AUFGABE
Wandle die folgenden Zeilen in eine Markdown-Tabelle mit den Spalten „Nr.“ und „Zeile“ um und lass Leerzeilen aus. Bilder gehören nicht in die Antwort.

Gespeicherte Einträge
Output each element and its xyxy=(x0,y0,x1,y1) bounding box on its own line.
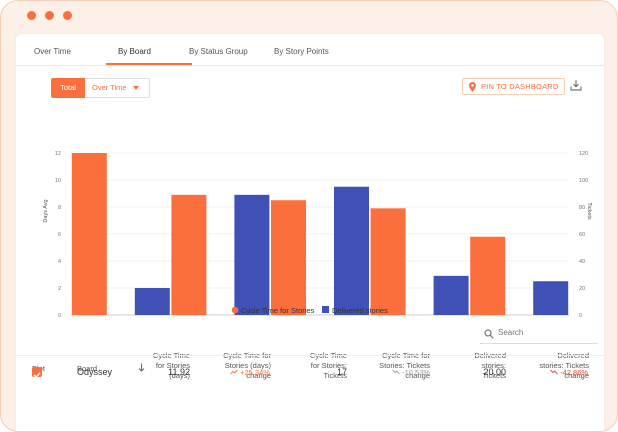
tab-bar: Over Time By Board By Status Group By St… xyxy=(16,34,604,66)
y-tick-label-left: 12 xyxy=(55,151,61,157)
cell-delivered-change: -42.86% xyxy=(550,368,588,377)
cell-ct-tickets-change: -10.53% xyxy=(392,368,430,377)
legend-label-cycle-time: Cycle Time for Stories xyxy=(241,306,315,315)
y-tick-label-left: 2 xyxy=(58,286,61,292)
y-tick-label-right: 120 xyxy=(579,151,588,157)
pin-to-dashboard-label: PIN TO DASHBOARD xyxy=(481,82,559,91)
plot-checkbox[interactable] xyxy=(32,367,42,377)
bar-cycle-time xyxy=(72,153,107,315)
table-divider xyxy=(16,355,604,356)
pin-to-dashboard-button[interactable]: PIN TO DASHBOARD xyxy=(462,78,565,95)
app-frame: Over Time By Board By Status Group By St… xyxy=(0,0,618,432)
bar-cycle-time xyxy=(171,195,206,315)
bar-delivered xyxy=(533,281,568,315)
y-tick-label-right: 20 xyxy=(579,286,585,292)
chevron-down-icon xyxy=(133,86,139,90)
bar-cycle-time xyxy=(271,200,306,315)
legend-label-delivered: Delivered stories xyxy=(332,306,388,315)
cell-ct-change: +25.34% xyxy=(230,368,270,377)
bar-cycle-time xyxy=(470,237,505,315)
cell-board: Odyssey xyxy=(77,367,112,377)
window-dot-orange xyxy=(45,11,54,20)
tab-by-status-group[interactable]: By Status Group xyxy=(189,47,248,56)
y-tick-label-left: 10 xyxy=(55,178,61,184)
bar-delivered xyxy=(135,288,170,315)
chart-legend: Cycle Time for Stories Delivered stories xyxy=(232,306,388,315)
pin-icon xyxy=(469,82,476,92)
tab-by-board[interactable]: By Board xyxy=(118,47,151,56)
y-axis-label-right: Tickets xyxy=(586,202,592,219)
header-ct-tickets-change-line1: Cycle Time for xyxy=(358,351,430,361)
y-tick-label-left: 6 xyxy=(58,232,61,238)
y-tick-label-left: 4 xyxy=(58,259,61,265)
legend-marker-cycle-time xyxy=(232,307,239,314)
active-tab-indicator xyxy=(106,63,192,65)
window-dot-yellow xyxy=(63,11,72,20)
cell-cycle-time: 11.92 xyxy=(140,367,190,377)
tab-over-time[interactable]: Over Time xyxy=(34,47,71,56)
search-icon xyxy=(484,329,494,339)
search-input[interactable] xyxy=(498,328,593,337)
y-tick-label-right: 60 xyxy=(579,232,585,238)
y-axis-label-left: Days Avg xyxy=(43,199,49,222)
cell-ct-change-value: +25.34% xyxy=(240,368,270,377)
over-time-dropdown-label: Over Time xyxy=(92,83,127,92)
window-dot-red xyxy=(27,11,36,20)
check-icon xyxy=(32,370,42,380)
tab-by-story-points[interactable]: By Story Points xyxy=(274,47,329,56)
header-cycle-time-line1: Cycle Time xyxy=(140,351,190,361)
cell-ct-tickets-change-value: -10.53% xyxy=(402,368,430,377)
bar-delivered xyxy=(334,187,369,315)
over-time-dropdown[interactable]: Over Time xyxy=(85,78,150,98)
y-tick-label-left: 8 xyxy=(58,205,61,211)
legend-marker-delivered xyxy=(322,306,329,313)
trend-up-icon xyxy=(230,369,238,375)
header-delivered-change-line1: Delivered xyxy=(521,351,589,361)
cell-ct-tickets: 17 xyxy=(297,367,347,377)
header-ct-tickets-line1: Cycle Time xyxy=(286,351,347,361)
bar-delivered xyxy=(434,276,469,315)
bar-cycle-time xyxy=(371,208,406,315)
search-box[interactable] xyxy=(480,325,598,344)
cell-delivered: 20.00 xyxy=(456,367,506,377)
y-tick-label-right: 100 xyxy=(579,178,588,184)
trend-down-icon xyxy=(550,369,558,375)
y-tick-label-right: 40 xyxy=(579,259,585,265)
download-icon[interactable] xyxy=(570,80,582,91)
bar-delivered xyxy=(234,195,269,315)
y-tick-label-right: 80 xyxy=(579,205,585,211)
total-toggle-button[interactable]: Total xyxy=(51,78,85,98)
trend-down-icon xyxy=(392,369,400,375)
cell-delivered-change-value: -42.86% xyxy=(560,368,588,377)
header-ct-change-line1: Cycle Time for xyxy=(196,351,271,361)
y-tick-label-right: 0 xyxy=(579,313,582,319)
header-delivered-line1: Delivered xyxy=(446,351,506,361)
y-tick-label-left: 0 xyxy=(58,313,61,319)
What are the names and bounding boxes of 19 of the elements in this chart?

ERGEBNIS
| Nr. | Zeile |
|---|---|
| 1 | Output each element and its xyxy=(x0,y0,x1,y1) bounding box on its own line. |
| 2 | tab-bar: Over Time By Board By Status Group By St… xyxy=(16,34,604,66) |
| 3 | y-tick-label-left: 12 xyxy=(55,151,61,157) |
| 4 | cell-delivered-change: -42.86% xyxy=(550,368,588,377) |
| 5 | cell-ct-tickets-change: -10.53% xyxy=(392,368,430,377) |
| 6 | legend-label-cycle-time: Cycle Time for Stories xyxy=(241,306,315,315) |
| 7 | y-tick-label-left: 2 xyxy=(58,286,61,292) |
| 8 | y-tick-label-right: 120 xyxy=(579,151,588,157) |
| 9 | pin-to-dashboard-label: PIN TO DASHBOARD xyxy=(481,82,559,91) |
| 10 | plot-checkbox[interactable] xyxy=(32,367,42,377) |
| 11 | bar-cycle-time xyxy=(72,153,107,315) |
| 12 | table-divider xyxy=(16,355,604,356) |
| 13 | pin-to-dashboard-button[interactable]: PIN TO DASHBOARD xyxy=(462,78,565,95) |
| 14 | app-frame: Over Time By Board By Status Group By St… xyxy=(0,0,618,432) |
| 15 | bar-cycle-time xyxy=(171,195,206,315) |
| 16 | bar-delivered xyxy=(533,281,568,315) |
| 17 | y-tick-label-right: 20 xyxy=(579,286,585,292) |
| 18 | chevron-down-icon xyxy=(133,86,139,90) |
| 19 | bar-cycle-time xyxy=(271,200,306,315) |
| 20 | legend-label-delivered: Delivered stories xyxy=(332,306,388,315) |
| 21 | cell-ct-change: +25.34% xyxy=(230,368,270,377) |
| 22 | bar-cycle-time xyxy=(470,237,505,315) |
| 23 | cell-board: Odyssey xyxy=(77,367,112,377) |
| 24 | window-dot-orange xyxy=(45,11,54,20) |
| 25 | tab-by-status-group[interactable]: By Status Group xyxy=(189,47,248,56) |
| 26 | y-tick-label-left: 10 xyxy=(55,178,61,184) |
| 27 | bar-delivered xyxy=(135,288,170,315) |
| 28 | chart-legend: Cycle Time for Stories Delivered stories xyxy=(232,306,388,315) |
| 29 | pin-icon xyxy=(469,82,476,92) |
| 30 | tab-by-board[interactable]: By Board xyxy=(118,47,151,56) |
| 31 | y-axis-label-right: Tickets xyxy=(586,202,592,219) |
| 32 | header-ct-tickets-change-line1: Cycle Time for xyxy=(358,351,430,361) |
| 33 | y-tick-label-left: 6 xyxy=(58,232,61,238) |
| 34 | y-tick-label-left: 4 xyxy=(58,259,61,265) |
| 35 | legend-marker-cycle-time xyxy=(232,307,239,314) |
| 36 | active-tab-indicator xyxy=(106,63,192,65) |
| 37 | window-dot-yellow xyxy=(63,11,72,20) |
| 38 | cell-cycle-time: 11.92 xyxy=(140,367,190,377) |
| 39 | tab-over-time[interactable]: Over Time xyxy=(34,47,71,56) |
| 40 | search-icon xyxy=(484,329,494,339) |
| 41 | search-input[interactable] xyxy=(498,328,593,337) |
| 42 | y-tick-label-right: 60 xyxy=(579,232,585,238) |
| 43 | y-axis-label-left: Days Avg xyxy=(43,199,49,222) |
| 44 | cell-ct-change-value: +25.34% xyxy=(240,368,270,377) |
| 45 | over-time-dropdown-label: Over Time xyxy=(92,83,127,92) |
| 46 | window-dot-red xyxy=(27,11,36,20) |
| 47 | check-icon xyxy=(32,370,42,380) |
| 48 | tab-by-story-points[interactable]: By Story Points xyxy=(274,47,329,56) |
| 49 | header-cycle-time-line1: Cycle Time xyxy=(140,351,190,361) |
| 50 | cell-ct-tickets-change-value: -10.53% xyxy=(402,368,430,377) |
| 51 | bar-delivered xyxy=(334,187,369,315) |
| 52 | over-time-dropdown[interactable]: Over Time xyxy=(85,78,150,98) |
| 53 | y-tick-label-left: 8 xyxy=(58,205,61,211) |
| 54 | legend-marker-delivered xyxy=(322,306,329,313) |
| 55 | trend-up-icon xyxy=(230,369,238,375) |
| 56 | header-delivered-change-line1: Delivered xyxy=(521,351,589,361) |
| 57 | cell-ct-tickets: 17 xyxy=(297,367,347,377) |
| 58 | header-ct-tickets-line1: Cycle Time xyxy=(286,351,347,361) |
| 59 | bar-delivered xyxy=(434,276,469,315) |
| 60 | bar-cycle-time xyxy=(371,208,406,315) |
| 61 | search-box[interactable] xyxy=(480,325,598,344) |
| 62 | cell-delivered: 20.00 xyxy=(456,367,506,377) |
| 63 | y-tick-label-right: 100 xyxy=(579,178,588,184) |
| 64 | trend-down-icon xyxy=(550,369,558,375) |
| 65 | y-tick-label-right: 40 xyxy=(579,259,585,265) |
| 66 | download-icon[interactable] xyxy=(570,80,582,91) |
| 67 | bar-delivered xyxy=(234,195,269,315) |
| 68 | y-tick-label-right: 80 xyxy=(579,205,585,211) |
| 69 | total-toggle-button[interactable]: Total xyxy=(51,78,85,98) |
| 70 | trend-down-icon xyxy=(392,369,400,375) |
| 71 | cell-delivered-change-value: -42.86% xyxy=(560,368,588,377) |
| 72 | header-ct-change-line1: Cycle Time for xyxy=(196,351,271,361) |
| 73 | y-tick-label-right: 0 xyxy=(579,313,582,319) |
| 74 | header-delivered-line1: Delivered xyxy=(446,351,506,361) |
| 75 | y-tick-label-left: 0 xyxy=(58,313,61,319) |
| 76 | What are the names and bounding boxes of 19 of the elements in this chart? |